> **WHAT IS BEING ASKED**
From the listing below, copy every line with the word "meta".

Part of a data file
______________________________

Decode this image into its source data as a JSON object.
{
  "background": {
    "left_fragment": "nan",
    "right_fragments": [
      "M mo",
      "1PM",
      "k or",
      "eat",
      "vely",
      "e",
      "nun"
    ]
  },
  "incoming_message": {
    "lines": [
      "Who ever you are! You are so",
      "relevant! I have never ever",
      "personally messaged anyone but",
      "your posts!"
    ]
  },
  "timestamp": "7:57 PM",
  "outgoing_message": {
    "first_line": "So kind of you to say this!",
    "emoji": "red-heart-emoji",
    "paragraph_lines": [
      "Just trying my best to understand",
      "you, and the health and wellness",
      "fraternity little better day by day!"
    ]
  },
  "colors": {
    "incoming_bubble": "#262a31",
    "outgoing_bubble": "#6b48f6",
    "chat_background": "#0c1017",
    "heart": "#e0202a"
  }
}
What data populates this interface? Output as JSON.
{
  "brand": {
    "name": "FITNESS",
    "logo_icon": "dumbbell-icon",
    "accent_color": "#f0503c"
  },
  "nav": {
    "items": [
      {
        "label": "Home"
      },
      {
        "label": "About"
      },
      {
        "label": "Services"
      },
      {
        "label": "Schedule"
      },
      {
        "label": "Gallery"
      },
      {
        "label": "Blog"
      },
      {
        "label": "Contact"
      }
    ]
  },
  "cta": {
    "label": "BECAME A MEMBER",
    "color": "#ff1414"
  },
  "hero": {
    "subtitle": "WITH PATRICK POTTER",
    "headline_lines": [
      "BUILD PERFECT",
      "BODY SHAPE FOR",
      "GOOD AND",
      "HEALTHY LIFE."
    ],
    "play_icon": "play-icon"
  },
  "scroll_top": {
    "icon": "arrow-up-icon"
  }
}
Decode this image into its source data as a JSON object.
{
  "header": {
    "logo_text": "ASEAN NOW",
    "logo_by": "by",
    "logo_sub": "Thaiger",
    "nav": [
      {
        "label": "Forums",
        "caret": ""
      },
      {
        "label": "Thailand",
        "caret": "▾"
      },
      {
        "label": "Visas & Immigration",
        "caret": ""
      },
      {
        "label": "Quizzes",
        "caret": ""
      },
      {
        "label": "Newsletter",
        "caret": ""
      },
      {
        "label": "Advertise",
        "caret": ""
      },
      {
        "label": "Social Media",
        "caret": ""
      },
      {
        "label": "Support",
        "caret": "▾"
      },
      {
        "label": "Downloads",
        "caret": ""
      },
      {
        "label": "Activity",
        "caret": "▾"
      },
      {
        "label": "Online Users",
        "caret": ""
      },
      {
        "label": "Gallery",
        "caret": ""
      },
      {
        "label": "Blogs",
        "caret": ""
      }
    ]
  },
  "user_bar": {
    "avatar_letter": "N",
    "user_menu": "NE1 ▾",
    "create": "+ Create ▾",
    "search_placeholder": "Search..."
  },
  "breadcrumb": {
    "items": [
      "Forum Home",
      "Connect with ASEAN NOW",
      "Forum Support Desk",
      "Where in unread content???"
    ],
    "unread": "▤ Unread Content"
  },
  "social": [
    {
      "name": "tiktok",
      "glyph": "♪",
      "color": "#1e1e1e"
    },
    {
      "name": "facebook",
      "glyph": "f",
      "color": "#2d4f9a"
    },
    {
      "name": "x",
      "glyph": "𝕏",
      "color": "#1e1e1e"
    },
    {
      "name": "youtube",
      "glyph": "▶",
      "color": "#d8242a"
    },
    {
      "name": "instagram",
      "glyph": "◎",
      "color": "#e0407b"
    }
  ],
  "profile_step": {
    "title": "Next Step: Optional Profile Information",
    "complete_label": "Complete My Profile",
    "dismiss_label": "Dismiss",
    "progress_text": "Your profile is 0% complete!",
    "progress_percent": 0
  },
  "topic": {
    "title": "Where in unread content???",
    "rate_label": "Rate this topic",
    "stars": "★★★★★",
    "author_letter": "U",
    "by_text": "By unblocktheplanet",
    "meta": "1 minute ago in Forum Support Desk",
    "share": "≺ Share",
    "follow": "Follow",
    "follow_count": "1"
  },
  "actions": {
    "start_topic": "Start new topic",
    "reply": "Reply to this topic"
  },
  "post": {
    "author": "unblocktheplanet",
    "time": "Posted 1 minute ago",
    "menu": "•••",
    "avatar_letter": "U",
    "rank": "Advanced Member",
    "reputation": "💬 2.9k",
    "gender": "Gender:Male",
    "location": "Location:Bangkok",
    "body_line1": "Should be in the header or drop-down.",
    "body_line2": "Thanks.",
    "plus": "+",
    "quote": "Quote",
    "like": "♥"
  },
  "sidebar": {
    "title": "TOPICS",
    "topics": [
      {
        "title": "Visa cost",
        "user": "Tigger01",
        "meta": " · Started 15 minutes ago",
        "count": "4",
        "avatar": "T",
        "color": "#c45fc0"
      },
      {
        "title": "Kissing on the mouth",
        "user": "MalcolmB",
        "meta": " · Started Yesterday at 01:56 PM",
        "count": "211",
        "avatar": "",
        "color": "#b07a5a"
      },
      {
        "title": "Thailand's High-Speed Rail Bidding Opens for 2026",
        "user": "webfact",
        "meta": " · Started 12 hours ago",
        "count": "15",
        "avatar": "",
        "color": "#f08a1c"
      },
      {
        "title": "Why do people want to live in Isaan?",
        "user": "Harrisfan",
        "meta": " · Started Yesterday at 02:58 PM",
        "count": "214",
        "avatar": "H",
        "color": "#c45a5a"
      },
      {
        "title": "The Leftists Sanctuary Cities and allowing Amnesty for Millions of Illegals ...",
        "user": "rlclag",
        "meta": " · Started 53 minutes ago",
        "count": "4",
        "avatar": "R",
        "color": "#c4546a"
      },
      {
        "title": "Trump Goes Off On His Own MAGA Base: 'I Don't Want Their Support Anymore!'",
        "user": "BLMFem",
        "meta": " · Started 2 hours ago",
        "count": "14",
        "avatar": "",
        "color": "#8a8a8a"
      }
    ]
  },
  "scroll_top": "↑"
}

______________________________

> **SOLUTION TO THE EXERCISE**
    "meta": "1 minute ago in Forum Support Desk",
        "meta": " · Started 15 minutes ago",
        "meta": " · Started Yesterday at 01:56 PM",
        "meta": " · Started 12 hours ago",
        "meta": " · Started Yesterday at 02:58 PM",
        "meta": " · Started 53 minutes ago",
        "meta": " · Started 2 hours ago",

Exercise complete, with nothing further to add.